— Stated problem —
Select and reproduce each line of the listing below that bears the string "General".

— Given data —
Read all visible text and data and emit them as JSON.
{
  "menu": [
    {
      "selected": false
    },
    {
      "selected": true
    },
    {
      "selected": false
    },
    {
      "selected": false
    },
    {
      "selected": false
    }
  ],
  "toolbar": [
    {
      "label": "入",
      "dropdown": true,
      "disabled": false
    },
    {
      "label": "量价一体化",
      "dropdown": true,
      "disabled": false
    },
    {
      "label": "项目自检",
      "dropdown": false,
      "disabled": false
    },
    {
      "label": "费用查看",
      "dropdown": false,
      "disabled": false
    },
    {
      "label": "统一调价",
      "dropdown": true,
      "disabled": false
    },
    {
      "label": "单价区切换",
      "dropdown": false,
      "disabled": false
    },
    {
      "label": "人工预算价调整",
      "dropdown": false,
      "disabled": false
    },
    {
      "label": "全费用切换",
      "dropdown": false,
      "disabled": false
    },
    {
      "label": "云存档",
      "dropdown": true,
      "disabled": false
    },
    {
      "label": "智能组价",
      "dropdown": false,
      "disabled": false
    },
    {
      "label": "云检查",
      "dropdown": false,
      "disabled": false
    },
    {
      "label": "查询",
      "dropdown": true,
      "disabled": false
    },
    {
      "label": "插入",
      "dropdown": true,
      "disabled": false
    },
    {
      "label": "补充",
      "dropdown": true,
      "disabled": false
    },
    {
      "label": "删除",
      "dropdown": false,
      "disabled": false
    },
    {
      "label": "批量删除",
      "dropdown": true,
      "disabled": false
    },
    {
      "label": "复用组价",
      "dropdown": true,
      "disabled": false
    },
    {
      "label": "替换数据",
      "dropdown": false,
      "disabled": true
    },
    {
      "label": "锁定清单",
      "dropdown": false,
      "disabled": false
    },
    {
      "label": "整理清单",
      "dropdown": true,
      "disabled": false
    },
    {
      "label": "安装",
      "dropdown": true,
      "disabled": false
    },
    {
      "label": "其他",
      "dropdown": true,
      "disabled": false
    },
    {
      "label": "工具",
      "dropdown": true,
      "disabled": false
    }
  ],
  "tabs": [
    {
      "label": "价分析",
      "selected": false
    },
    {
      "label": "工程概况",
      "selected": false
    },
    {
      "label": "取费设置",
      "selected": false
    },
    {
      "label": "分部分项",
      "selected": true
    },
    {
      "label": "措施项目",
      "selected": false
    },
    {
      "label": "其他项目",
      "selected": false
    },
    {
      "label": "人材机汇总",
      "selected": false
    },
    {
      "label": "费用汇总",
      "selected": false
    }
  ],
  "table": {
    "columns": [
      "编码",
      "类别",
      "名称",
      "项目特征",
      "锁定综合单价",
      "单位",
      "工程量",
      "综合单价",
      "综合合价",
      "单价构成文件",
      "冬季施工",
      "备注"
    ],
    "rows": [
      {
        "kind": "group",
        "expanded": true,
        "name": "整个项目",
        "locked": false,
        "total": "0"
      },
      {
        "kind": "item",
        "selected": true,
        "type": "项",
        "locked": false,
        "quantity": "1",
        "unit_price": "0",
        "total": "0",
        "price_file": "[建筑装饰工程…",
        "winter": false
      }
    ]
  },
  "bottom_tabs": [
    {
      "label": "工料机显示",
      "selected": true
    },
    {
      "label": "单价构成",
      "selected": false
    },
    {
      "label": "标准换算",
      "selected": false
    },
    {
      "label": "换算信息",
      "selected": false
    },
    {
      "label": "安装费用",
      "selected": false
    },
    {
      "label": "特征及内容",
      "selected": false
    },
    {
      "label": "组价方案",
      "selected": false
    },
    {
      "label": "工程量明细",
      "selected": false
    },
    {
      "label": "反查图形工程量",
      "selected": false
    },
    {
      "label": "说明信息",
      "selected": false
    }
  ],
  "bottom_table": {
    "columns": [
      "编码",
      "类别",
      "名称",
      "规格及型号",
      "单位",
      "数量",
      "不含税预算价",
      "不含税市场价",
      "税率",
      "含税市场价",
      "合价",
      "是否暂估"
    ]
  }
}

---

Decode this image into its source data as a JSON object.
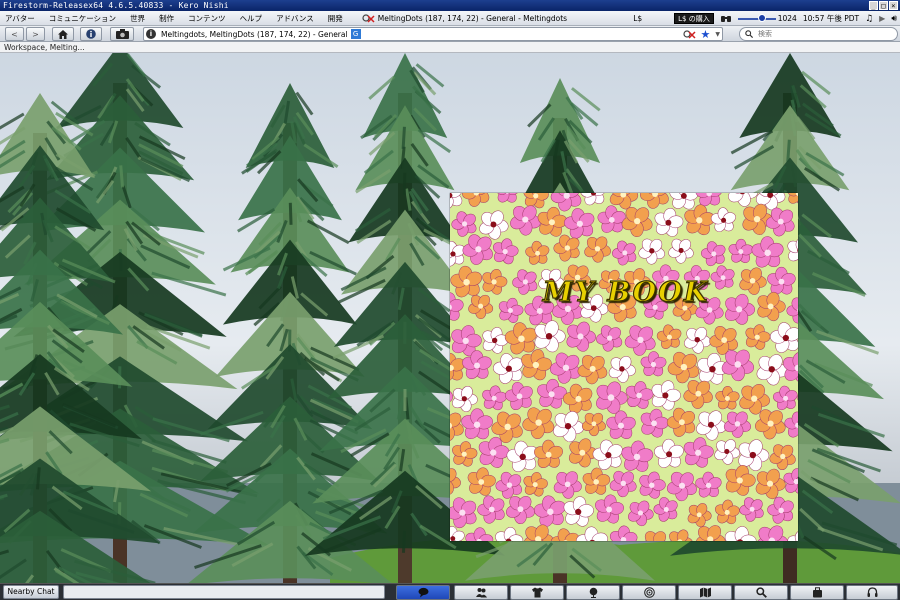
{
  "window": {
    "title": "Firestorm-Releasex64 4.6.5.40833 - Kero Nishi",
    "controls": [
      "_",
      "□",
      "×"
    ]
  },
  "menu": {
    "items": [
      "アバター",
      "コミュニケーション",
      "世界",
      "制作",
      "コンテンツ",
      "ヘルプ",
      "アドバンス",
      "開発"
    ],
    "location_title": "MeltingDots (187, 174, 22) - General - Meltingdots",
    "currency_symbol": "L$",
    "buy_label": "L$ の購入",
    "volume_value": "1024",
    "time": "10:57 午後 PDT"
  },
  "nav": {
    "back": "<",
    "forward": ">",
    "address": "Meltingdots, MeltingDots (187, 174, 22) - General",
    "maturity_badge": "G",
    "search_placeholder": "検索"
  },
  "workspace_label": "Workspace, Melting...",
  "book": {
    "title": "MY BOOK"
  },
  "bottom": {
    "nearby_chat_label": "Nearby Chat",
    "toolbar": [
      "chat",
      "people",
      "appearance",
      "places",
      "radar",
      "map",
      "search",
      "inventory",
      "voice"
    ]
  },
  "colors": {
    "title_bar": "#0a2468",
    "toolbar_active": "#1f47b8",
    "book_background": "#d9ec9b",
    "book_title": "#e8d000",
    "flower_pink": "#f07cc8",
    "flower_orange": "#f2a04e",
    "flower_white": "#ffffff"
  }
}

— Solution —
    "location_title": "MeltingDots (187, 174, 22) - General - Meltingdots",
    "address": "Meltingdots, MeltingDots (187, 174, 22) - General",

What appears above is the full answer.